Task inputs:
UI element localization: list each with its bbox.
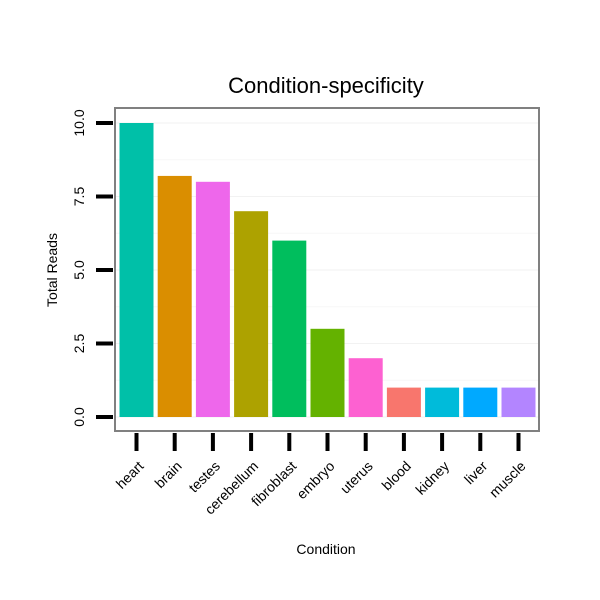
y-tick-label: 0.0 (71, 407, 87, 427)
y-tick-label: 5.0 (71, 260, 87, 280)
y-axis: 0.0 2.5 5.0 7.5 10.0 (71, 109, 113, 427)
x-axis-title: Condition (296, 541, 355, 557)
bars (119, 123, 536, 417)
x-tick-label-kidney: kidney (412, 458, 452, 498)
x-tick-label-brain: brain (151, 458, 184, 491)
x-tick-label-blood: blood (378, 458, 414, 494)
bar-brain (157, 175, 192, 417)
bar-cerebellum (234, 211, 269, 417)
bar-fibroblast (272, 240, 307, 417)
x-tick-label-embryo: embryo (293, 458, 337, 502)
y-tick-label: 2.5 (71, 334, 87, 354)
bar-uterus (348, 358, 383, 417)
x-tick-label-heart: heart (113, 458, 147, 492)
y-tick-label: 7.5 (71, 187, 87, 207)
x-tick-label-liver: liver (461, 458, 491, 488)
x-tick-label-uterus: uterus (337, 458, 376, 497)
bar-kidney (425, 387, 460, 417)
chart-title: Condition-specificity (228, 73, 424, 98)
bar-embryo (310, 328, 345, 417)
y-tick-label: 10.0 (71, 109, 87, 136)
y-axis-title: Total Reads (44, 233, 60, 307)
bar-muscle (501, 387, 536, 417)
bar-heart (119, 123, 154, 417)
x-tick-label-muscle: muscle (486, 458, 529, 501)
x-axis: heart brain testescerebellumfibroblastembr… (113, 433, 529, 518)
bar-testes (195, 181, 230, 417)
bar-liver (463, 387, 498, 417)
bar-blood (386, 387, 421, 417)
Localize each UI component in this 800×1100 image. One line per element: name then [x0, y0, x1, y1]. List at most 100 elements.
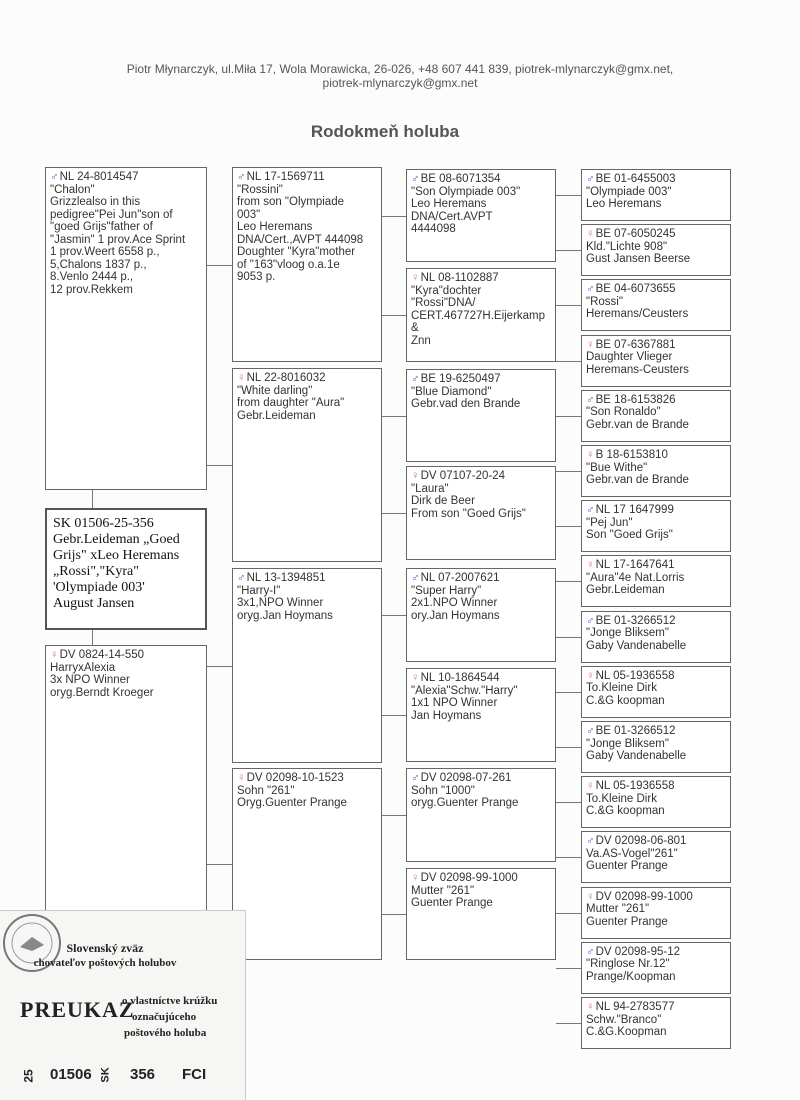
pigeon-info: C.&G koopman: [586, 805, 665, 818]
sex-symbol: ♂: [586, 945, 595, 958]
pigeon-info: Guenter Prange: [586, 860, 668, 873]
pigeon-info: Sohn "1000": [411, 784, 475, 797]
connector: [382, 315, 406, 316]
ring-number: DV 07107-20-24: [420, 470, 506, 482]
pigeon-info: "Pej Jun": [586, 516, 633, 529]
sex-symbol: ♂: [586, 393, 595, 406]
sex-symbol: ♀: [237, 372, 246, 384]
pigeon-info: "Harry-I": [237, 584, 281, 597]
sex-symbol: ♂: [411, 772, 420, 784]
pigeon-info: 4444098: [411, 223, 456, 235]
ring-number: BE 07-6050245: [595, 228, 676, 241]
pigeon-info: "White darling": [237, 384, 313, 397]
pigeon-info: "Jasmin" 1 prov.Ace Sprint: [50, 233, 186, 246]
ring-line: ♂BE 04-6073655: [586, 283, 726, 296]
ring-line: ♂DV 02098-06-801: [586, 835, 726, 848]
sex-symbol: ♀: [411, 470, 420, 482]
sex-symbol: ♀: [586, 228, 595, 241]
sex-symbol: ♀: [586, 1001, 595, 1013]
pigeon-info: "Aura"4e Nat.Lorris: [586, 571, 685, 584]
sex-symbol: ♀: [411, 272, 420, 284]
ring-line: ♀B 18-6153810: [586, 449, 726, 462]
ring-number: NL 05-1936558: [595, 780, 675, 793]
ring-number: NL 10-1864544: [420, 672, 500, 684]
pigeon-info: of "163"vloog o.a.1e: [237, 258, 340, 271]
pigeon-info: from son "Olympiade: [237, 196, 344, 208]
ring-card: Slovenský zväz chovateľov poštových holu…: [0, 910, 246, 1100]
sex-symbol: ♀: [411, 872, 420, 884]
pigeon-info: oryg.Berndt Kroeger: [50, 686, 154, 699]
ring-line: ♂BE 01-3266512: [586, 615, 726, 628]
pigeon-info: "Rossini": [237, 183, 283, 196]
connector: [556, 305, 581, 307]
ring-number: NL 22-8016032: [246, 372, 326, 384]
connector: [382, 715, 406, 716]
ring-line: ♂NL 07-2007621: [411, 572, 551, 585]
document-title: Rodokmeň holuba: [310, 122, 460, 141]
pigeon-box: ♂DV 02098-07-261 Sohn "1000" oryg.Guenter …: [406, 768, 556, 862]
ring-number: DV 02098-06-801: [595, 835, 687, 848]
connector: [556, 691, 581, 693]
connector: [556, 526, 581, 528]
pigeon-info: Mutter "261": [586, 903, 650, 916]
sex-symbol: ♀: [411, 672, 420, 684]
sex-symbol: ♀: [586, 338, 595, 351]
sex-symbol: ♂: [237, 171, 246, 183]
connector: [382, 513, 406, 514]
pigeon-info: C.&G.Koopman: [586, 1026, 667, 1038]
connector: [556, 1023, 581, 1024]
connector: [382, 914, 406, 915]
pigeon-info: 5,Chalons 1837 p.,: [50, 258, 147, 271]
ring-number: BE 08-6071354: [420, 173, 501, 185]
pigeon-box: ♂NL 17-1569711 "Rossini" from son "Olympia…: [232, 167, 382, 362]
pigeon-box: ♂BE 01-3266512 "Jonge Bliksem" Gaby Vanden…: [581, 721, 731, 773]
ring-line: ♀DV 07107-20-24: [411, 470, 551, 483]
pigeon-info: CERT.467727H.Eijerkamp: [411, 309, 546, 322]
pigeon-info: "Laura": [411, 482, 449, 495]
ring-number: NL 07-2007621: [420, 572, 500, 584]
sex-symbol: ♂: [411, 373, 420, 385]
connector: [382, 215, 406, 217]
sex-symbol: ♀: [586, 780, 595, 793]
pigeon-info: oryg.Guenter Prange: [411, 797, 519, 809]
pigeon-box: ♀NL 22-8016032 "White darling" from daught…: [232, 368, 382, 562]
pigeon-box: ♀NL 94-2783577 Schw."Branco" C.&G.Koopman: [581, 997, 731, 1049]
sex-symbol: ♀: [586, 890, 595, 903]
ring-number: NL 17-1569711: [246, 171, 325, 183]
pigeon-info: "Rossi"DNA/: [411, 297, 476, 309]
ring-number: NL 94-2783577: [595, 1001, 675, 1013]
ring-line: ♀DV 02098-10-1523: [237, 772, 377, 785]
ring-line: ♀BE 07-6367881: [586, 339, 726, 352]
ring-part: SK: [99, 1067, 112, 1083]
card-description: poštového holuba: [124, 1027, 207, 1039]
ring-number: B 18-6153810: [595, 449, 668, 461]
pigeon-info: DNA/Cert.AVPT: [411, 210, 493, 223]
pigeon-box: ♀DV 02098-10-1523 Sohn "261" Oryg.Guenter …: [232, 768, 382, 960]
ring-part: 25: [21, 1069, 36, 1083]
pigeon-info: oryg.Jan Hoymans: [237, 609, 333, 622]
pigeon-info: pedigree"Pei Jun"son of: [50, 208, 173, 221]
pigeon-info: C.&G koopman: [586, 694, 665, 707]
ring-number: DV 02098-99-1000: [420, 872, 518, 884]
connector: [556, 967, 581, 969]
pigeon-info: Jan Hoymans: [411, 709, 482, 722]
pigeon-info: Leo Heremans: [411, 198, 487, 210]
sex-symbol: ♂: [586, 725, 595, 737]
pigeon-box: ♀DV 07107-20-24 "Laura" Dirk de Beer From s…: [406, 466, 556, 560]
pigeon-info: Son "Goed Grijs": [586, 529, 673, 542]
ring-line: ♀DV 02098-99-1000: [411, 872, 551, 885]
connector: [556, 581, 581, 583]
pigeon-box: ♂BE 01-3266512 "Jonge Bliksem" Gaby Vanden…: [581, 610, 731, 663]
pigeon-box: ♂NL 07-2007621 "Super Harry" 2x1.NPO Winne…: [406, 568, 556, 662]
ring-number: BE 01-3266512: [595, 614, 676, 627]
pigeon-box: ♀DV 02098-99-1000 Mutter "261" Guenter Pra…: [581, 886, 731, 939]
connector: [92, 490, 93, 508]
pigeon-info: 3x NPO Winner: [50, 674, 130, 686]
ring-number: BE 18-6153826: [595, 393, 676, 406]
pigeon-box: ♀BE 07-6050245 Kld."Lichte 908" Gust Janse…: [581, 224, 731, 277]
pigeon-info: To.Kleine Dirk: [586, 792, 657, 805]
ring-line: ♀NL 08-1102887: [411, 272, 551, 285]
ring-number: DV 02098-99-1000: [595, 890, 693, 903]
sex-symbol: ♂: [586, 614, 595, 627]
---
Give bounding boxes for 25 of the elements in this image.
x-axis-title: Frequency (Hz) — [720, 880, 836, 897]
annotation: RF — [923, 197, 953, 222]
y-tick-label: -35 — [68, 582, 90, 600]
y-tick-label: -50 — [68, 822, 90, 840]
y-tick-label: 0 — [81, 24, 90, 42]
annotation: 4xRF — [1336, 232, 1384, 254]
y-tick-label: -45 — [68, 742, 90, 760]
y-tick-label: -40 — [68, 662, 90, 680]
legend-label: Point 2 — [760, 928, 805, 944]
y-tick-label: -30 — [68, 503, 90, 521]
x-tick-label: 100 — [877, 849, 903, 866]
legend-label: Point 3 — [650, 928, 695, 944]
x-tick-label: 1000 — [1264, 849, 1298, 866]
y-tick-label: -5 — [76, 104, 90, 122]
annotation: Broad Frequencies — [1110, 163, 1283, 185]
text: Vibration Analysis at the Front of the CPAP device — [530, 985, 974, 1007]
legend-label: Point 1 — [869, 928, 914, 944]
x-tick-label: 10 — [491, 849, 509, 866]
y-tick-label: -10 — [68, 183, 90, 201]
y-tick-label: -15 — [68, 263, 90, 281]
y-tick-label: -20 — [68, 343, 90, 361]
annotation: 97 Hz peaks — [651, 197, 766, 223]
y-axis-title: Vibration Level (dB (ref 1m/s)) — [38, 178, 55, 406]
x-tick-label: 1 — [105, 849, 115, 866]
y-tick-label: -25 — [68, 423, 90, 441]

Instructions for the task:
Please copy the listing lines word for word, starting at the line that has "y-tick-label: 0.0 (71, 407, 87, 427)" and stopping after the line that has "y-tick-label: 10.0 (71, 109, 87, 136)".

Answer to the task:
y-tick-label: 0.0 (71, 407, 87, 427)
y-tick-label: 5.0 (71, 260, 87, 280)
y-axis: 0.0 2.5 5.0 7.5 10.0 (71, 109, 113, 427)
x-axis-title: Condition (296, 541, 355, 557)
bars (119, 123, 536, 417)
x-tick-label-kidney: kidney (412, 458, 452, 498)
x-tick-label-brain: brain (151, 458, 184, 491)
x-tick-label-blood: blood (378, 458, 414, 494)
bar-brain (157, 175, 192, 417)
bar-cerebellum (234, 211, 269, 417)
bar-fibroblast (272, 240, 307, 417)
x-tick-label-embryo: embryo (293, 458, 337, 502)
y-tick-label: 2.5 (71, 334, 87, 354)
bar-uterus (348, 358, 383, 417)
x-tick-label-heart: heart (113, 458, 147, 492)
y-tick-label: 7.5 (71, 187, 87, 207)
x-tick-label-liver: liver (461, 458, 491, 488)
x-tick-label-uterus: uterus (337, 458, 376, 497)
bar-kidney (425, 387, 460, 417)
chart-title: Condition-specificity (228, 73, 424, 98)
bar-embryo (310, 328, 345, 417)
y-tick-label: 10.0 (71, 109, 87, 136)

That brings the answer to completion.